Collected data
........
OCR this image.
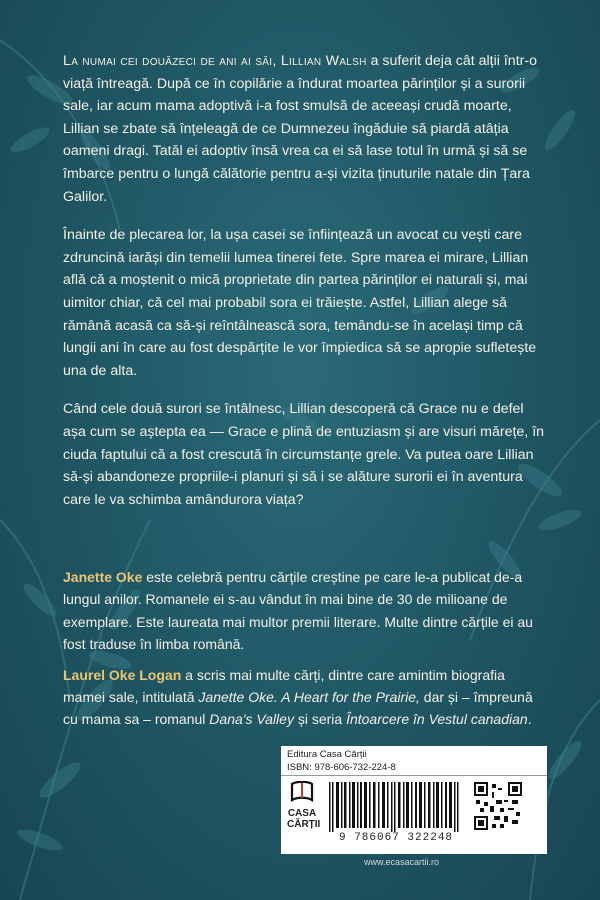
La numai cei douăzeci de ani ai săi, Lillian Walsh a suferit deja cât alții într-o viață întreagă. După ce în copilărie a îndurat moartea părinților și a surorii sale, iar acum mama adoptivă i-a fost smulsă de aceeași crudă moarte, Lillian se zbate să înțeleagă de ce Dumnezeu îngăduie să piardă atâția oameni dragi. Tatăl ei adoptiv însă vrea ca ei să lase totul în urmă și să se îmbarce pentru o lungă călătorie pentru a-și vizita ținuturile natale din Țara Galilor.

Înainte de plecarea lor, la ușa casei se înființează un avocat cu vești care zdruncină iarăși din temelii lumea tinerei fete. Spre marea ei mirare, Lillian află că a moștenit o mică proprietate din partea părinților ei naturali și, mai uimitor chiar, că cel mai probabil sora ei trăiește. Astfel, Lillian alege să rămână acasă ca să-și reîntâlnească sora, temându-se în același timp că lungii ani în care au fost despărțite le vor împiedica să se apropie sufletește una de alta.

Când cele două surori se întâlnesc, Lillian descoperă că Grace nu e defel așa cum se aștepta ea — Grace e plină de entuziasm și are visuri mărețe, în ciuda faptului că a fost crescută în circumstanțe grele. Va putea oare Lillian să-și abandoneze propriile-i planuri și să i se alăture surorii ei în aventura care le va schimba amândurora viața?

Janette Oke este celebră pentru cărțile creștine pe care le-a publicat de-a lungul anilor. Romanele ei s-au vândut în mai bine de 30 de milioane de exemplare. Este laureata mai multor premii literare. Multe dintre cărțile ei au fost traduse în limba română.

Laurel Oke Logan a scris mai multe cărți, dintre care amintim biografia mamei sale, intitulată Janette Oke. A Heart for the Prairie, dar și – împreună cu mama sa – romanul Dana's Valley și seria Întoarcere în Vestul canadian.

Editura Casa Cărții
ISBN: 978-606-732-224-8
CASA
CĂRȚII
9 786067 322248
www.ecasacartii.ro
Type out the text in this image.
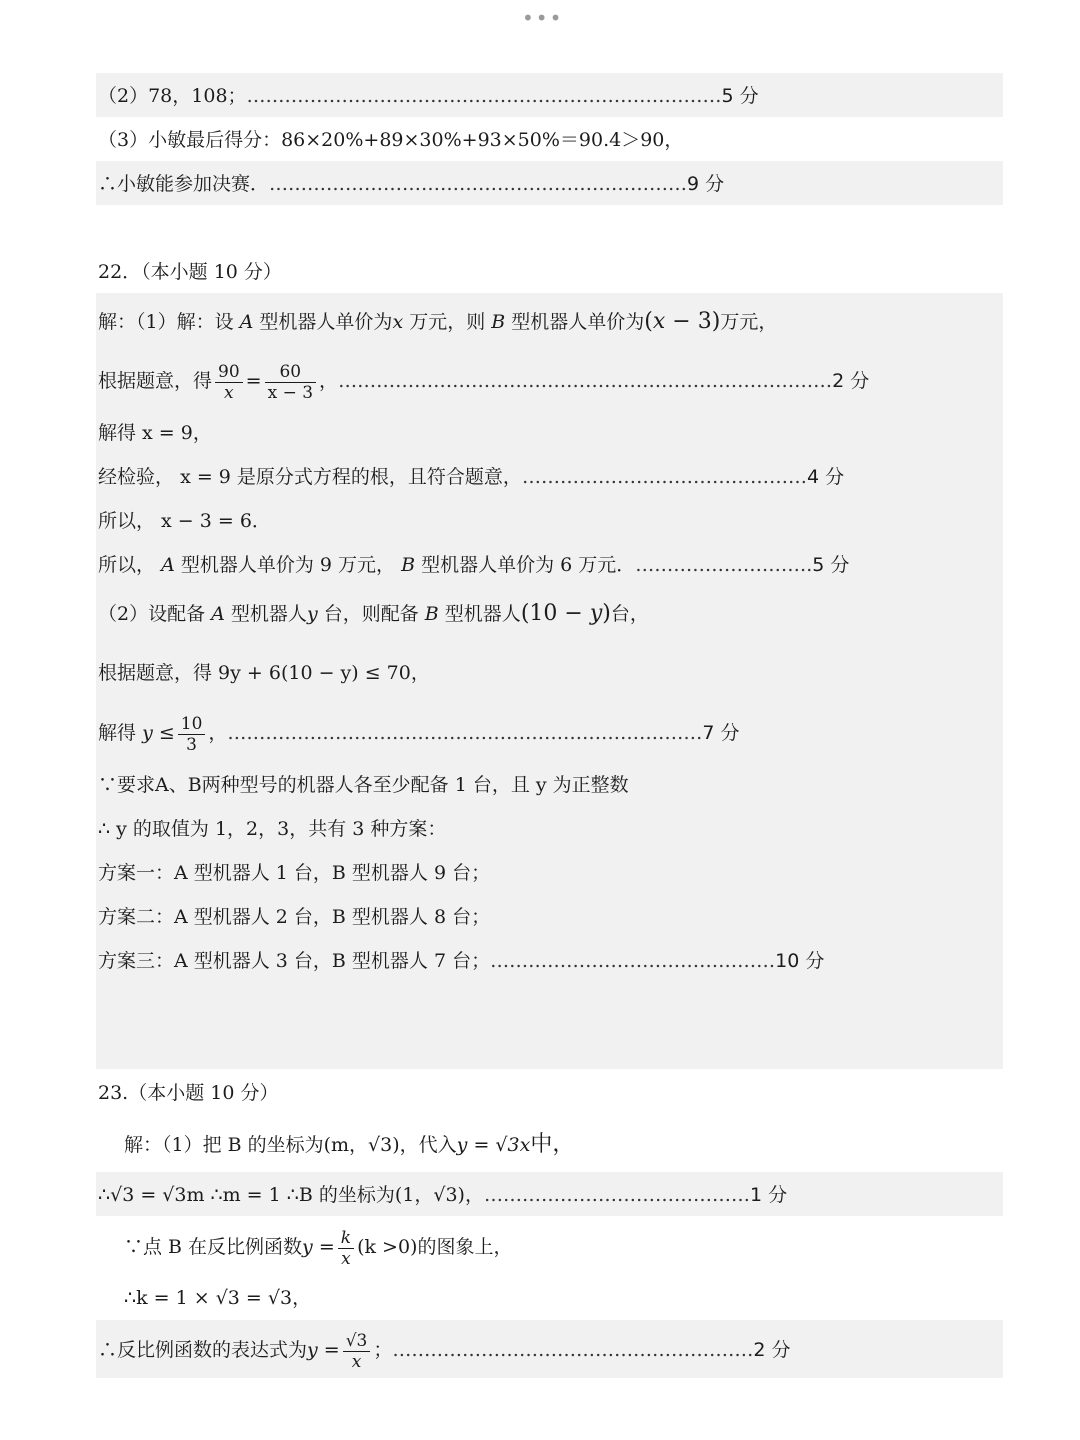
•••
（2）78，108；…………………………………………………………………5 分
（3）小敏最后得分：86×20%+89×30%+93×50%＝90.4＞90，
∴小敏能参加决赛．…………………………………………………………9 分
22．（本小题 10 分）
解：（1）解：设 A 型机器人单价为x 万元，则 B 型机器人单价为(x − 3)万元，
根据题意，得 $\frac{90}{x} = \frac{60}{x - 3}$ ，……………………………………………………………………2 分
解得 x = 9，
经检验， x = 9 是原分式方程的根，且符合题意，………………………………………4 分
所以， x − 3 = 6．
所以， A 型机器人单价为 9 万元， B 型机器人单价为 6 万元．……………………….5 分
（2）设配备 A 型机器人y 台，则配备 B 型机器人(10 − y)台，
根据题意，得 9y + 6(10 − y) ≤ 70，
解得 $y \le \frac{10}{3}$ ，…………………………………………………………………7 分
∵要求A、B两种型号的机器人各至少配备 1 台，且 y 为正整数
∴ y 的取值为 1，2，3，共有 3 种方案：
方案一：A 型机器人 1 台，B 型机器人 9 台；
方案二：A 型机器人 2 台，B 型机器人 8 台；
方案三：A 型机器人 3 台，B 型机器人 7 台；………………………………………10 分
23.（本小题 10 分）
解：（1）把 B 的坐标为(m，√3)，代入y = √3x中，
∴√3 = √3m ∴m = 1 ∴B 的坐标为(1，√3)，……………………………………1 分
∵点 B 在反比例函数$y = \frac{k}{x} (k >0)$的图象上，
∴k = 1 × √3 = √3，
∴反比例函数的表达式为$y = \frac{√3}{x}$ ；…………………………………………………2 分
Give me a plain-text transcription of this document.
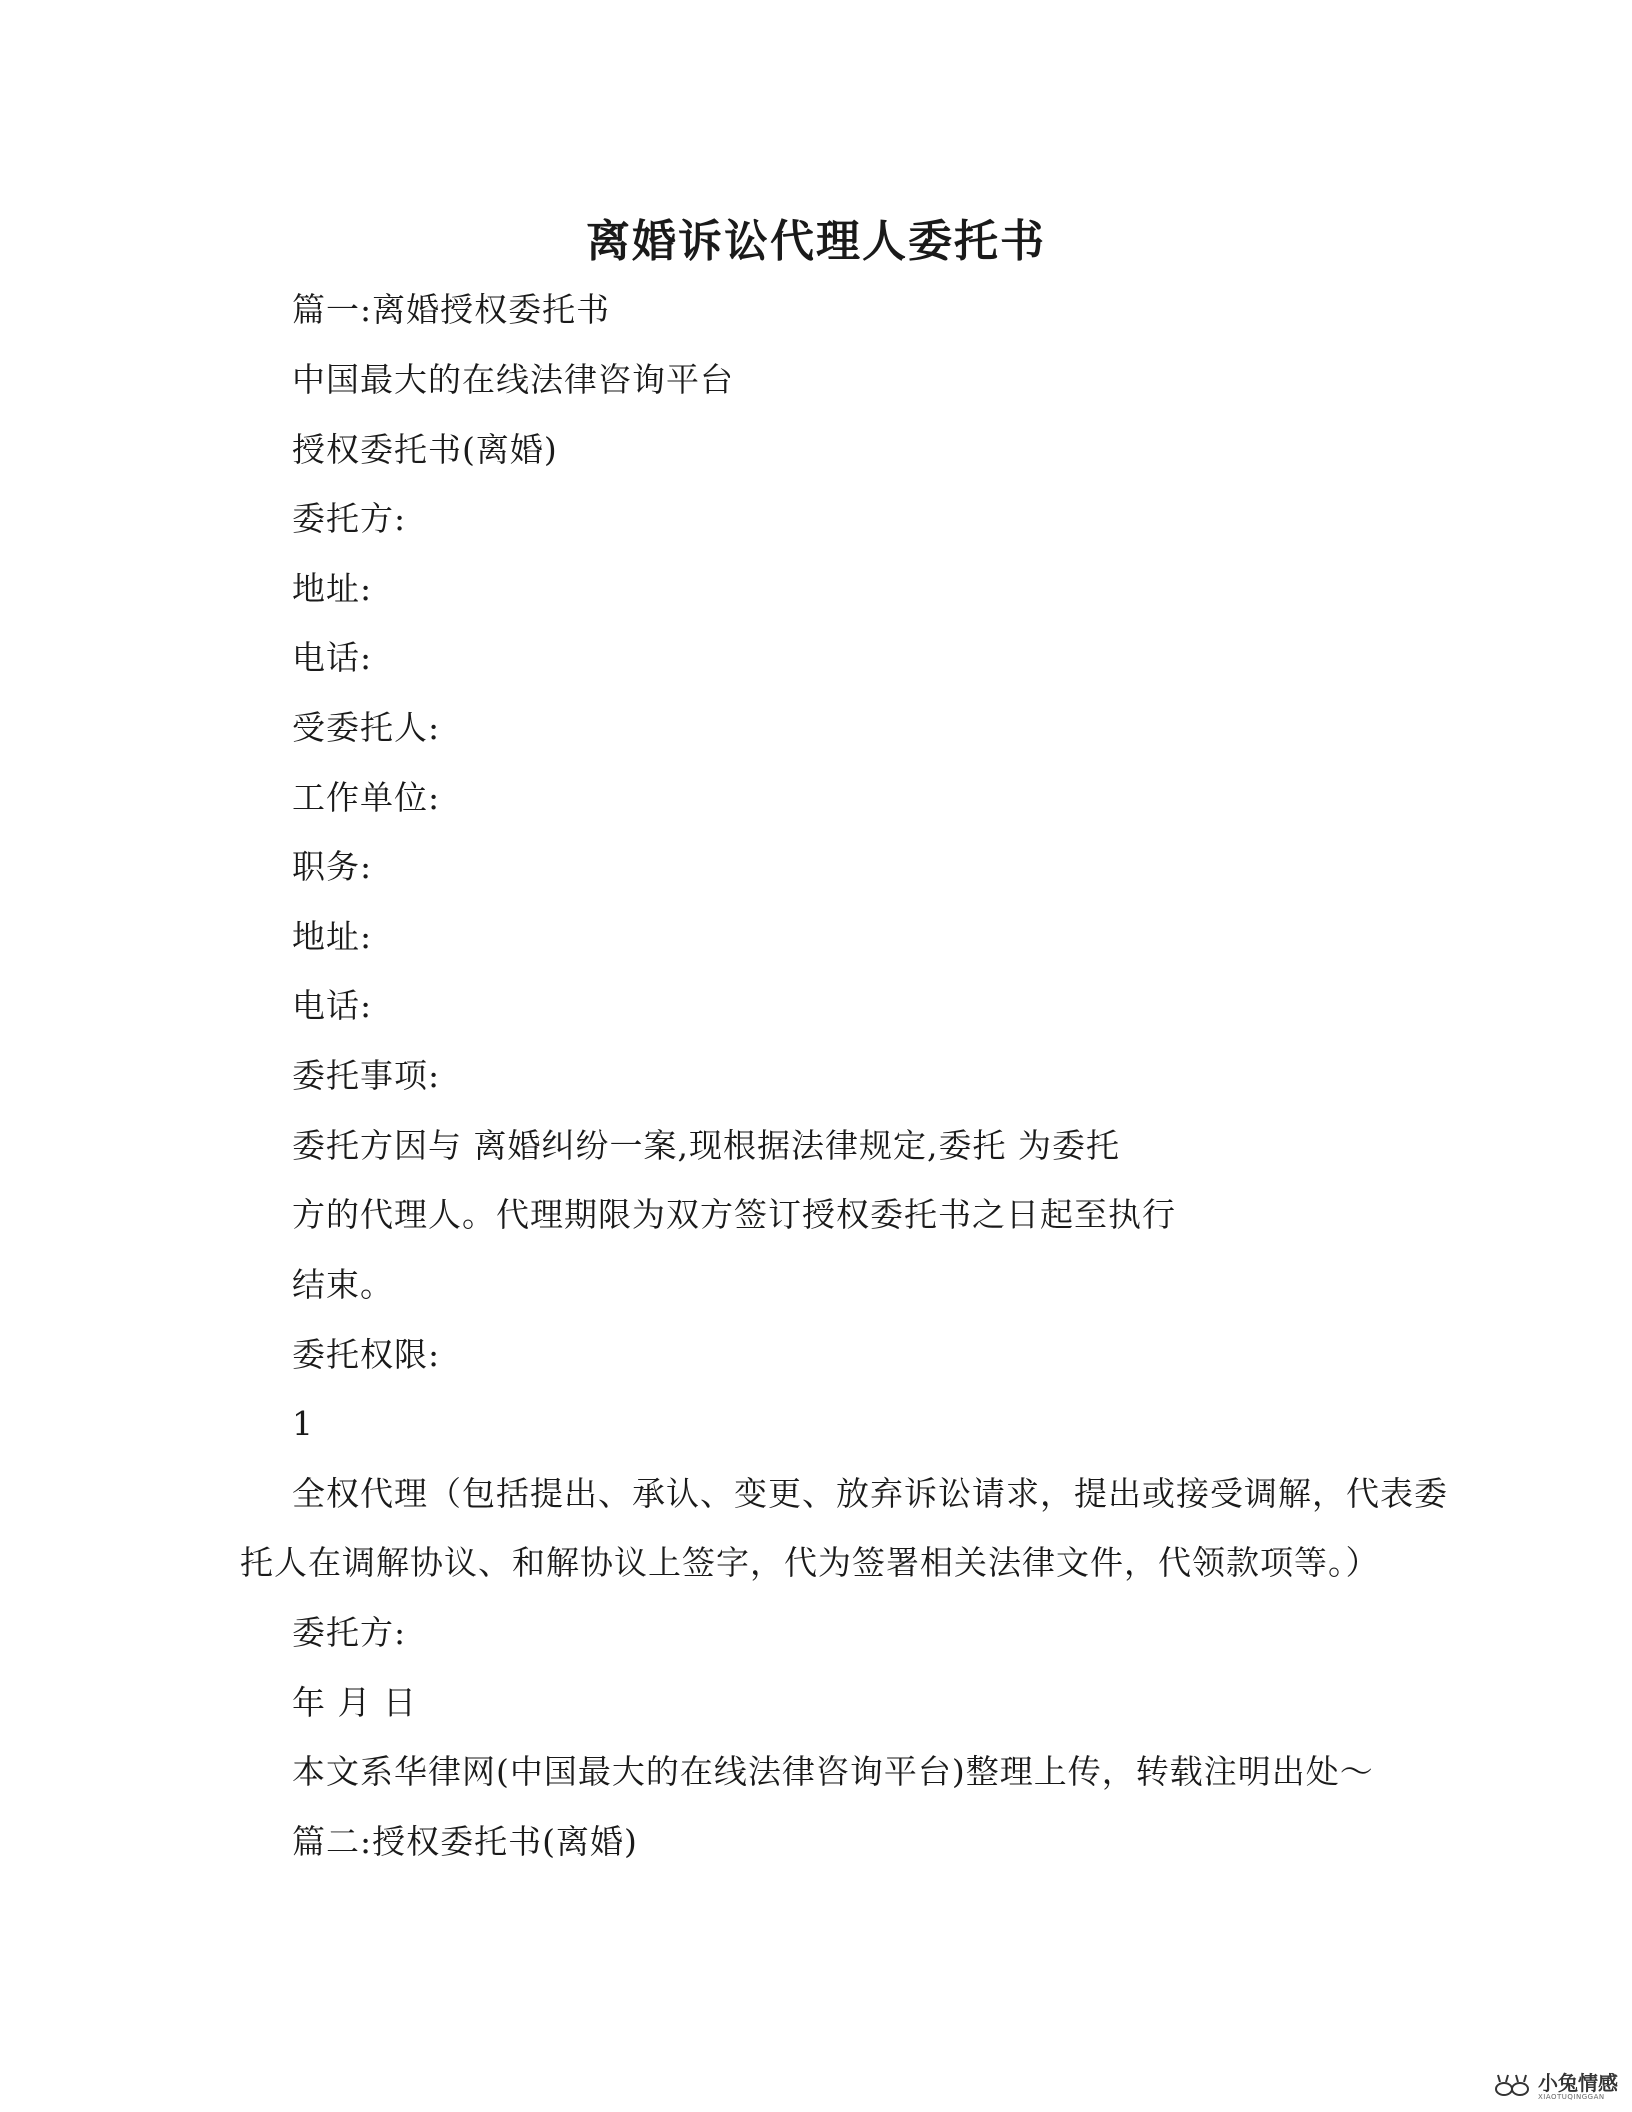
离婚诉讼代理人委托书
篇一:离婚授权委托书
中国最大的在线法律咨询平台
授权委托书(离婚)
委托方:
地址:
电话:
受委托人:
工作单位:
职务:
地址:
电话:
委托事项:
委托方因与 离婚纠纷一案,现根据法律规定,委托 为委托
方的代理人。代理期限为双方签订授权委托书之日起至执行
结束。
委托权限:
1
全权代理（包括提出、承认、变更、放弃诉讼请求，提出或接受调解，代表委
托人在调解协议、和解协议上签字，代为签署相关法律文件，代领款项等。）
委托方:
年 月 日
本文系华律网(中国最大的在线法律咨询平台)整理上传，转载注明出处～
篇二:授权委托书(离婚)
小兔情感
XIAOTUQINGGAN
........
_Written request_
Omit the pictures and restate the rest of the records verbatim.

_Response for this exercise_
OCR this image.
La numai cei douăzeci de ani ai săi, Lillian Walsh a suferit deja cât alții într-o viață întreagă. După ce în copilărie a îndurat moartea părinților și a surorii sale, iar acum mama adoptivă i-a fost smulsă de aceeași crudă moarte, Lillian se zbate să înțeleagă de ce Dumnezeu îngăduie să piardă atâția oameni dragi. Tatăl ei adoptiv însă vrea ca ei să lase totul în urmă și să se îmbarce pentru o lungă călătorie pentru a-și vizita ținuturile natale din Țara Galilor.

Înainte de plecarea lor, la ușa casei se înființează un avocat cu vești care zdruncină iarăși din temelii lumea tinerei fete. Spre marea ei mirare, Lillian află că a moștenit o mică proprietate din partea părinților ei naturali și, mai uimitor chiar, că cel mai probabil sora ei trăiește. Astfel, Lillian alege să rămână acasă ca să-și reîntâlnească sora, temându-se în același timp că lungii ani în care au fost despărțite le vor împiedica să se apropie sufletește una de alta.

Când cele două surori se întâlnesc, Lillian descoperă că Grace nu e defel așa cum se aștepta ea — Grace e plină de entuziasm și are visuri mărețe, în ciuda faptului că a fost crescută în circumstanțe grele. Va putea oare Lillian să-și abandoneze propriile-i planuri și să i se alăture surorii ei în aventura care le va schimba amândurora viața?

Janette Oke este celebră pentru cărțile creștine pe care le-a publicat de-a lungul anilor. Romanele ei s-au vândut în mai bine de 30 de milioane de exemplare. Este laureata mai multor premii literare. Multe dintre cărțile ei au fost traduse în limba română.

Laurel Oke Logan a scris mai multe cărți, dintre care amintim biografia mamei sale, intitulată Janette Oke. A Heart for the Prairie, dar și – împreună cu mama sa – romanul Dana's Valley și seria Întoarcere în Vestul canadian.

Editura Casa Cărții
ISBN: 978-606-732-224-8
CASA
CĂRȚII
9 786067 322248
www.ecasacartii.ro
Type out the text in this image.
•••
（2）78，108；…………………………………………………………………5 分
（3）小敏最后得分：86×20%+89×30%+93×50%＝90.4＞90，
∴小敏能参加决赛．…………………………………………………………9 分
22．（本小题 10 分）
解：（1）解：设 A 型机器人单价为x 万元，则 B 型机器人单价为(x − 3)万元，
根据题意，得 $\frac{90}{x} = \frac{60}{x - 3}$ ，……………………………………………………………………2 分
解得 x = 9，
经检验， x = 9 是原分式方程的根，且符合题意，………………………………………4 分
所以， x − 3 = 6．
所以， A 型机器人单价为 9 万元， B 型机器人单价为 6 万元．……………………….5 分
（2）设配备 A 型机器人y 台，则配备 B 型机器人(10 − y)台，
根据题意，得 9y + 6(10 − y) ≤ 70，
解得 $y \le \frac{10}{3}$ ，…………………………………………………………………7 分
∵要求A、B两种型号的机器人各至少配备 1 台，且 y 为正整数
∴ y 的取值为 1，2，3，共有 3 种方案：
方案一：A 型机器人 1 台，B 型机器人 9 台；
方案二：A 型机器人 2 台，B 型机器人 8 台；
方案三：A 型机器人 3 台，B 型机器人 7 台；………………………………………10 分
23.（本小题 10 分）
解：（1）把 B 的坐标为(m，√3)，代入y = √3x中，
∴√3 = √3m ∴m = 1 ∴B 的坐标为(1，√3)，……………………………………1 分
∵点 B 在反比例函数$y = \frac{k}{x} (k >0)$的图象上，
∴k = 1 × √3 = √3，
∴反比例函数的表达式为$y = \frac{√3}{x}$ ；…………………………………………………2 分
Give me a plain-text transcription of this document.
离婚诉讼代理人委托书
篇一:离婚授权委托书
中国最大的在线法律咨询平台
授权委托书(离婚)
委托方:
地址:
电话:
受委托人:
工作单位:
职务:
地址:
电话:
委托事项:
委托方因与 离婚纠纷一案,现根据法律规定,委托 为委托
方的代理人。代理期限为双方签订授权委托书之日起至执行
结束。
委托权限:
1
全权代理（包括提出、承认、变更、放弃诉讼请求，提出或接受调解，代表委
托人在调解协议、和解协议上签字，代为签署相关法律文件，代领款项等。）
委托方:
年 月 日
本文系华律网(中国最大的在线法律咨询平台)整理上传，转载注明出处～
篇二:授权委托书(离婚)
小兔情感
XIAOTUQINGGAN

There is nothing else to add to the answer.